═════ Task input ═════
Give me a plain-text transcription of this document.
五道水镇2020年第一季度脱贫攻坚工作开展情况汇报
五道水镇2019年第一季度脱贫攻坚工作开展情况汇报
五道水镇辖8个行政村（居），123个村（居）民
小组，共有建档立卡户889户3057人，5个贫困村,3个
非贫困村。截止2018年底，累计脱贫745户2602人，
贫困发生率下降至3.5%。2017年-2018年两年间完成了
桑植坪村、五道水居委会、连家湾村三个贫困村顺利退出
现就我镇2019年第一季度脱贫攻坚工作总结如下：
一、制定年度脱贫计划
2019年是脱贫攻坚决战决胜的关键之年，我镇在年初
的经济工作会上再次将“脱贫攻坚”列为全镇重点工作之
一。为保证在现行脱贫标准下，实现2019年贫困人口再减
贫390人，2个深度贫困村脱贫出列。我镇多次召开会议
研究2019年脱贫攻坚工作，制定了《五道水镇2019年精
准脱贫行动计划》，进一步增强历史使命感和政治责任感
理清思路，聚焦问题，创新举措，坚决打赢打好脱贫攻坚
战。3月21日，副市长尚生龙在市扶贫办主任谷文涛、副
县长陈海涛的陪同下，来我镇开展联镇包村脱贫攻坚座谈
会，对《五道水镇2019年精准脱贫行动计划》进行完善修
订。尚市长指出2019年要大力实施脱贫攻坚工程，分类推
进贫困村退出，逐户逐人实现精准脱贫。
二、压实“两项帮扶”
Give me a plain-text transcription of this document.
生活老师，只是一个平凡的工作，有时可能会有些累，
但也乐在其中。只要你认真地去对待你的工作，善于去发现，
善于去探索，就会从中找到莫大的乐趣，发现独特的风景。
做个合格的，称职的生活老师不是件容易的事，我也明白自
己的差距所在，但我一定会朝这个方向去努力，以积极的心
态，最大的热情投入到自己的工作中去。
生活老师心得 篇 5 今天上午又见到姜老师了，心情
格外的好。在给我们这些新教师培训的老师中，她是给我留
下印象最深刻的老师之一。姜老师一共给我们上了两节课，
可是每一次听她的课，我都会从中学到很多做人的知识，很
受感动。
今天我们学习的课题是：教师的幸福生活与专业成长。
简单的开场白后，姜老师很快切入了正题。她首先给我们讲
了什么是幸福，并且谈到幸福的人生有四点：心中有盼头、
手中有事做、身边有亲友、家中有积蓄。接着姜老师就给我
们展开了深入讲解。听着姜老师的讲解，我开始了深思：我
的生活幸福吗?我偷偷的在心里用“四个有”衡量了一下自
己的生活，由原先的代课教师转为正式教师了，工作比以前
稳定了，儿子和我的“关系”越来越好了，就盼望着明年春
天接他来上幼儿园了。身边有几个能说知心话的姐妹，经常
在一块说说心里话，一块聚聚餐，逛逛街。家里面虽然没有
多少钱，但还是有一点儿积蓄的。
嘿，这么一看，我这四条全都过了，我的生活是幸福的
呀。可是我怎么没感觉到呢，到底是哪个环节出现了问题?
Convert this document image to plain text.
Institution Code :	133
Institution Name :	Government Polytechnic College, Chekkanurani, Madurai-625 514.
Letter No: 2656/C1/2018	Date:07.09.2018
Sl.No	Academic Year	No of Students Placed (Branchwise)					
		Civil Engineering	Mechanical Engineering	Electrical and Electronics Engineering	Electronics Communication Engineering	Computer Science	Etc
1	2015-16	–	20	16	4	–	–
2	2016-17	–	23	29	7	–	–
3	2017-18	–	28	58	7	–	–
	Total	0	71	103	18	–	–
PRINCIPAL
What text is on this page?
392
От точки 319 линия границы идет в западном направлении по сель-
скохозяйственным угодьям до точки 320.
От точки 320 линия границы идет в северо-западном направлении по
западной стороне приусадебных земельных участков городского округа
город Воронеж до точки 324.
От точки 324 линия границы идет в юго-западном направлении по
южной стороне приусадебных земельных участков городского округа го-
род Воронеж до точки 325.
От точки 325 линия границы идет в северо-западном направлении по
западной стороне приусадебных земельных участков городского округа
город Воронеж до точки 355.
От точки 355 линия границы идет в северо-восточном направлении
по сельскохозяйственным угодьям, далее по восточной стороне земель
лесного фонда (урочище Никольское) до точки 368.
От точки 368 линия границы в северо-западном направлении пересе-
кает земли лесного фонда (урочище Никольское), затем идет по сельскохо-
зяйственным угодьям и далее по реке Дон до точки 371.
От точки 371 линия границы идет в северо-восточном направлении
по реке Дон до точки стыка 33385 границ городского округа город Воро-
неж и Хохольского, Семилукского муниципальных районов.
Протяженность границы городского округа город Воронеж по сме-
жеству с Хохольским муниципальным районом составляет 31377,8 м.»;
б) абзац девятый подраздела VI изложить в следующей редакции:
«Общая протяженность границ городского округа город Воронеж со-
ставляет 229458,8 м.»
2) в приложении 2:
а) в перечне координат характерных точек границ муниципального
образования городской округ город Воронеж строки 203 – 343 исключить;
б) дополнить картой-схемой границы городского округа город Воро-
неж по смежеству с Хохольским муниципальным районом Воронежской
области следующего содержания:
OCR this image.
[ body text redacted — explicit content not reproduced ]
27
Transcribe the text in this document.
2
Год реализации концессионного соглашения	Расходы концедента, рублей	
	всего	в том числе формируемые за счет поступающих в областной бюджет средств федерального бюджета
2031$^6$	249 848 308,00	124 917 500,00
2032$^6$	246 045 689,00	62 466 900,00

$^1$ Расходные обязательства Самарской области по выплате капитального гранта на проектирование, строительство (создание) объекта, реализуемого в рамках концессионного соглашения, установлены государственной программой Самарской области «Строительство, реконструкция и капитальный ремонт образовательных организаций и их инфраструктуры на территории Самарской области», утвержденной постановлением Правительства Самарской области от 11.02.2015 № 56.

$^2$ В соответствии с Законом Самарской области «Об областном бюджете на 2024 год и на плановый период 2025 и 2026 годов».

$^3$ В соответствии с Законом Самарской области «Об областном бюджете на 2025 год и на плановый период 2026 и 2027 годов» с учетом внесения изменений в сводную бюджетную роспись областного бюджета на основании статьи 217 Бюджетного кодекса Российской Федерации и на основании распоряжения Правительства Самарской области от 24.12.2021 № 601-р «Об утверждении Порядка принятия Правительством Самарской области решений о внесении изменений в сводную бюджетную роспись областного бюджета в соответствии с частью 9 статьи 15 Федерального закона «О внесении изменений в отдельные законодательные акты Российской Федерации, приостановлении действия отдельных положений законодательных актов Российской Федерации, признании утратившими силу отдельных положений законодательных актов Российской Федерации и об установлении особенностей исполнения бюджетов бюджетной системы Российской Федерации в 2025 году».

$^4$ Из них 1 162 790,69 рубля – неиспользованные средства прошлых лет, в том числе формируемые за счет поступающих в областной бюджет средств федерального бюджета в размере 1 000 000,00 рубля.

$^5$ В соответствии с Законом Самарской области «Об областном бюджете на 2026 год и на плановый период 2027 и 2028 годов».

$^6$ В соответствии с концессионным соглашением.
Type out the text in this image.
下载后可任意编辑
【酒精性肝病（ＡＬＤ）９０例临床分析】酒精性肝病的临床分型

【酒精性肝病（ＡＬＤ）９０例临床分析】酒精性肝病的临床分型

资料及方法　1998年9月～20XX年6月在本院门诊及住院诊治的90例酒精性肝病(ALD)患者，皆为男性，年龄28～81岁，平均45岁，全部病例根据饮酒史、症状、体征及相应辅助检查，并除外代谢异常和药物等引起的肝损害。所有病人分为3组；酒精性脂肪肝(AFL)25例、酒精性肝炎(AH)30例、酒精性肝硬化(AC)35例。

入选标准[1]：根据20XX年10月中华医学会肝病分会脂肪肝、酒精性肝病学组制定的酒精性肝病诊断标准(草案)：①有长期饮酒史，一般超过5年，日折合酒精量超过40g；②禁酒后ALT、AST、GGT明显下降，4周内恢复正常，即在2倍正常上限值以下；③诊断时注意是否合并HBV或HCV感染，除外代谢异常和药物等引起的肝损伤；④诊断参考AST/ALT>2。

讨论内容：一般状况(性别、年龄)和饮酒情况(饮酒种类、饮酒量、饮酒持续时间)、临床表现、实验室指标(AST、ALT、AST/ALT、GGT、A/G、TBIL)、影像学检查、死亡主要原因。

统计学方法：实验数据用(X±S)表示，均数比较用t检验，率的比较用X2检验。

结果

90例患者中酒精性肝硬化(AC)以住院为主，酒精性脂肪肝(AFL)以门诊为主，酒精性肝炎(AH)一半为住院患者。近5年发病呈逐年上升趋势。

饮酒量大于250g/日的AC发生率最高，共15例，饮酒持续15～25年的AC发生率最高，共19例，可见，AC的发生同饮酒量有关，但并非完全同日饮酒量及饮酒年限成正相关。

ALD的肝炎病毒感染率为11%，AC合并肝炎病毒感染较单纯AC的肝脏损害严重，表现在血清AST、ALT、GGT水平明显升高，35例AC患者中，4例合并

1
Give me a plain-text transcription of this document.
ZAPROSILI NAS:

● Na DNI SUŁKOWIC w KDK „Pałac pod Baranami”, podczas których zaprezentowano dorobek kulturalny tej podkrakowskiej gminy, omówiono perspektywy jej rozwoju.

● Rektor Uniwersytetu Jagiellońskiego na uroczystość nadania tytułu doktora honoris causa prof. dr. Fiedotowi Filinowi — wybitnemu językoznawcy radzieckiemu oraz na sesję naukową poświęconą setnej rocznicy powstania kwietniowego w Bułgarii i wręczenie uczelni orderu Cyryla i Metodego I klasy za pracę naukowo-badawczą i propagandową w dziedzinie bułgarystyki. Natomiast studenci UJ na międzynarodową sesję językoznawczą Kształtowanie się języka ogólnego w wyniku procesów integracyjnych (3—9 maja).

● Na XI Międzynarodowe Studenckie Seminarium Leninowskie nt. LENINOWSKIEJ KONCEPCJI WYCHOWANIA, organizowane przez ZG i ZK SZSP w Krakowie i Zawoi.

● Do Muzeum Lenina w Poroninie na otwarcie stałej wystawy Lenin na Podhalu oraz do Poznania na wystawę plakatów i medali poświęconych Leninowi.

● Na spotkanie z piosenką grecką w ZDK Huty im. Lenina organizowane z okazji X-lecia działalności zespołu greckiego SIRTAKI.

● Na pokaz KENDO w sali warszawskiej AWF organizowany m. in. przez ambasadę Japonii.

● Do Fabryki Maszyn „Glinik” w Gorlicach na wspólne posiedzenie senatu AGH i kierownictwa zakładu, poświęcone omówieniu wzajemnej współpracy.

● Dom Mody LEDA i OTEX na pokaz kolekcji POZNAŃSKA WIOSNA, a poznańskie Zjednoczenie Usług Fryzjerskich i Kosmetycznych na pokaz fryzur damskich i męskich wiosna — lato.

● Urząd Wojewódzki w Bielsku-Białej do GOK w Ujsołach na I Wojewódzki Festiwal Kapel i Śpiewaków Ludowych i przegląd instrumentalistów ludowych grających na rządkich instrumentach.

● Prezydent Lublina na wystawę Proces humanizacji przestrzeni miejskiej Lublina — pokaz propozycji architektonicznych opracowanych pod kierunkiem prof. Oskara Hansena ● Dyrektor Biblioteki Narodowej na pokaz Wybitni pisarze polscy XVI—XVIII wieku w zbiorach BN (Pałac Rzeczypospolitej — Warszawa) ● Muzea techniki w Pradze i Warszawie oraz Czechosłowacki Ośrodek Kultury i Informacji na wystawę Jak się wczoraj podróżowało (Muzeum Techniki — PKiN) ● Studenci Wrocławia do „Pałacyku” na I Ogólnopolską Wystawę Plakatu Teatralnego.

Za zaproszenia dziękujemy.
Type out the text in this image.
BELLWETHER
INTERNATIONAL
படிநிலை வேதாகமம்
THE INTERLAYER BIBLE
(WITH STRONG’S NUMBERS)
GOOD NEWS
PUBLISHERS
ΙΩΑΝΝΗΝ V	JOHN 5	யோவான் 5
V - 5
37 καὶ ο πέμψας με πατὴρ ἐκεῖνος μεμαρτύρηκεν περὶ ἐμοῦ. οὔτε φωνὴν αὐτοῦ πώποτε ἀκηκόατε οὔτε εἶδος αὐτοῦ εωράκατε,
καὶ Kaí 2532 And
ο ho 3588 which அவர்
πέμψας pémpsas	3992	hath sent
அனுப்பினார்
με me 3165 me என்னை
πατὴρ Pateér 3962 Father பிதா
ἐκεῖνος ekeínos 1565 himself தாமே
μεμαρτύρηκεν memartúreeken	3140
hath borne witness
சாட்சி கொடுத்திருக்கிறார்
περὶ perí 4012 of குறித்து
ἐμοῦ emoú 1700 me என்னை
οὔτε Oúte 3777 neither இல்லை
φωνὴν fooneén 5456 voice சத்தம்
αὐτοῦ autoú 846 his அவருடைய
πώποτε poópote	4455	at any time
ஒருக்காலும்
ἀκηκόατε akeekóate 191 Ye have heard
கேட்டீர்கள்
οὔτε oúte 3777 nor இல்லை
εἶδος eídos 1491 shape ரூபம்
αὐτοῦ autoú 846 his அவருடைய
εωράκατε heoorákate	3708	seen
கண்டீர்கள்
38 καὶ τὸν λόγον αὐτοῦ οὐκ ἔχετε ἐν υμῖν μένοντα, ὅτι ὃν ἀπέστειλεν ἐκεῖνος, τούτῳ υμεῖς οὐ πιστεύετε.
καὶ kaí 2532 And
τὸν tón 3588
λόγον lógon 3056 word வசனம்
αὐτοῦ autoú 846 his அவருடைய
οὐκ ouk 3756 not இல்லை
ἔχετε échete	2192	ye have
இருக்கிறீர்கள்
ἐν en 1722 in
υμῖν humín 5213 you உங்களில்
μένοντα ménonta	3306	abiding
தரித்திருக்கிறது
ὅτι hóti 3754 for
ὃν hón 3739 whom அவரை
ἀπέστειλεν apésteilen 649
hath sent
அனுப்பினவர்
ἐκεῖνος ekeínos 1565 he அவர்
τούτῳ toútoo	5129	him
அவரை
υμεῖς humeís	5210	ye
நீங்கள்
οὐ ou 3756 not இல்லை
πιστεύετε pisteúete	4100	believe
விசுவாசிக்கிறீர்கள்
═════
Set problem.
Show every line in the entries where the string "酒精性脂肪肝" occurs.

Result of this exercise.
资料及方法　1998年9月～20XX年6月在本院门诊及住院诊治的90例酒精性肝病(ALD)患者，皆为男性，年龄28～81岁，平均45岁，全部病例根据饮酒史、症状、体征及相应辅助检查，并除外代谢异常和药物等引起的肝损害。所有病人分为3组；酒精性脂肪肝(AFL)25例、酒精性肝炎(AH)30例、酒精性肝硬化(AC)35例。
90例患者中酒精性肝硬化(AC)以住院为主，酒精性脂肪肝(AFL)以门诊为主，酒精性肝炎(AH)一半为住院患者。近5年发病呈逐年上升趋势。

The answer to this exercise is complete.